■ Task instructions
Extract all records. Keep each one exact.

■ Recorded information
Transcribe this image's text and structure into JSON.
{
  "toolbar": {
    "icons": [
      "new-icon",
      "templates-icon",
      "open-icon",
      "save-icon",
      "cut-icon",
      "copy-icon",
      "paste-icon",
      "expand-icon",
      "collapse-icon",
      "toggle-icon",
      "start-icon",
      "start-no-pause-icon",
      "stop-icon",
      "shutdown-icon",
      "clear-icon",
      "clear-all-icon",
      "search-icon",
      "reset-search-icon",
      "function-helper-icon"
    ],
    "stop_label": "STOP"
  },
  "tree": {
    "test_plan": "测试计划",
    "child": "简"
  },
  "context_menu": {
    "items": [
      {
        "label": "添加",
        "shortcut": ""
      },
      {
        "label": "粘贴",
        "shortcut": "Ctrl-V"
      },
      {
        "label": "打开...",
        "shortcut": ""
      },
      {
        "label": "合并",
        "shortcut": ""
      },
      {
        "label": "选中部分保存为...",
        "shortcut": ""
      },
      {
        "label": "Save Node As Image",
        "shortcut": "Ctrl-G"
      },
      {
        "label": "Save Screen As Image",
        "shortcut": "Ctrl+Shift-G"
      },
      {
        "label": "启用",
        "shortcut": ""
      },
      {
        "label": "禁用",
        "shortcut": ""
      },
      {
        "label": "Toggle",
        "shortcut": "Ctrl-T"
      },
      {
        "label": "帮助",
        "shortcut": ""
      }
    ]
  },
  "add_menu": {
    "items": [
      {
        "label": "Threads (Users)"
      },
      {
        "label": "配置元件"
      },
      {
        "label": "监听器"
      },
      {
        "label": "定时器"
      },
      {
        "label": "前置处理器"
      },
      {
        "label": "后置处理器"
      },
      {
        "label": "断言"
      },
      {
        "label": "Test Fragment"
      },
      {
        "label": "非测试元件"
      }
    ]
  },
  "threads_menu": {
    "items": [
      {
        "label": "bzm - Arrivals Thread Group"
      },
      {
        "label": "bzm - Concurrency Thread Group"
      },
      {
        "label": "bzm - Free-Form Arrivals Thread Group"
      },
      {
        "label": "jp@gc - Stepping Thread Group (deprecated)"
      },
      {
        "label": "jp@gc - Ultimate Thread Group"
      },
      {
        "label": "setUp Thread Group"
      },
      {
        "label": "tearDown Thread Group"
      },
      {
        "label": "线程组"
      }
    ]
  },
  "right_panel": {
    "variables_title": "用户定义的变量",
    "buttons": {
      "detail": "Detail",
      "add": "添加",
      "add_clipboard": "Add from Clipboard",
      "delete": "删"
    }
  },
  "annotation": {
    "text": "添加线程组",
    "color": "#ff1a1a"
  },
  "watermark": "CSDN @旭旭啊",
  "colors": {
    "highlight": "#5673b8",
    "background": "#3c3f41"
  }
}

■ Solution for this task
Transcribe this image's text and structure into JSON.
{
  "toolbar": {
    "icons": [
      "new-icon",
      "templates-icon",
      "open-icon",
      "save-icon",
      "cut-icon",
      "copy-icon",
      "paste-icon",
      "expand-icon",
      "collapse-icon",
      "toggle-icon",
      "start-icon",
      "start-no-pause-icon",
      "stop-icon",
      "shutdown-icon",
      "clear-icon",
      "clear-all-icon",
      "search-icon",
      "reset-search-icon",
      "function-helper-icon"
    ],
    "stop_label": "STOP"
  },
  "tree": {
    "test_plan": "测试计划",
    "child": "简"
  },
  "context_menu": {
    "items": [
      {
        "label": "添加",
        "shortcut": ""
      },
      {
        "label": "粘贴",
        "shortcut": "Ctrl-V"
      },
      {
        "label": "打开...",
        "shortcut": ""
      },
      {
        "label": "合并",
        "shortcut": ""
      },
      {
        "label": "选中部分保存为...",
        "shortcut": ""
      },
      {
        "label": "Save Node As Image",
        "shortcut": "Ctrl-G"
      },
      {
        "label": "Save Screen As Image",
        "shortcut": "Ctrl+Shift-G"
      },
      {
        "label": "启用",
        "shortcut": ""
      },
      {
        "label": "禁用",
        "shortcut": ""
      },
      {
        "label": "Toggle",
        "shortcut": "Ctrl-T"
      },
      {
        "label": "帮助",
        "shortcut": ""
      }
    ]
  },
  "add_menu": {
    "items": [
      {
        "label": "Threads (Users)"
      },
      {
        "label": "配置元件"
      },
      {
        "label": "监听器"
      },
      {
        "label": "定时器"
      },
      {
        "label": "前置处理器"
      },
      {
        "label": "后置处理器"
      },
      {
        "label": "断言"
      },
      {
        "label": "Test Fragment"
      },
      {
        "label": "非测试元件"
      }
    ]
  },
  "threads_menu": {
    "items": [
      {
        "label": "bzm - Arrivals Thread Group"
      },
      {
        "label": "bzm - Concurrency Thread Group"
      },
      {
        "label": "bzm - Free-Form Arrivals Thread Group"
      },
      {
        "label": "jp@gc - Stepping Thread Group (deprecated)"
      },
      {
        "label": "jp@gc - Ultimate Thread Group"
      },
      {
        "label": "setUp Thread Group"
      },
      {
        "label": "tearDown Thread Group"
      },
      {
        "label": "线程组"
      }
    ]
  },
  "right_panel": {
    "variables_title": "用户定义的变量",
    "buttons": {
      "detail": "Detail",
      "add": "添加",
      "add_clipboard": "Add from Clipboard",
      "delete": "删"
    }
  },
  "annotation": {
    "text": "添加线程组",
    "color": "#ff1a1a"
  },
  "watermark": "CSDN @旭旭啊",
  "colors": {
    "highlight": "#5673b8",
    "background": "#3c3f41"
  }
}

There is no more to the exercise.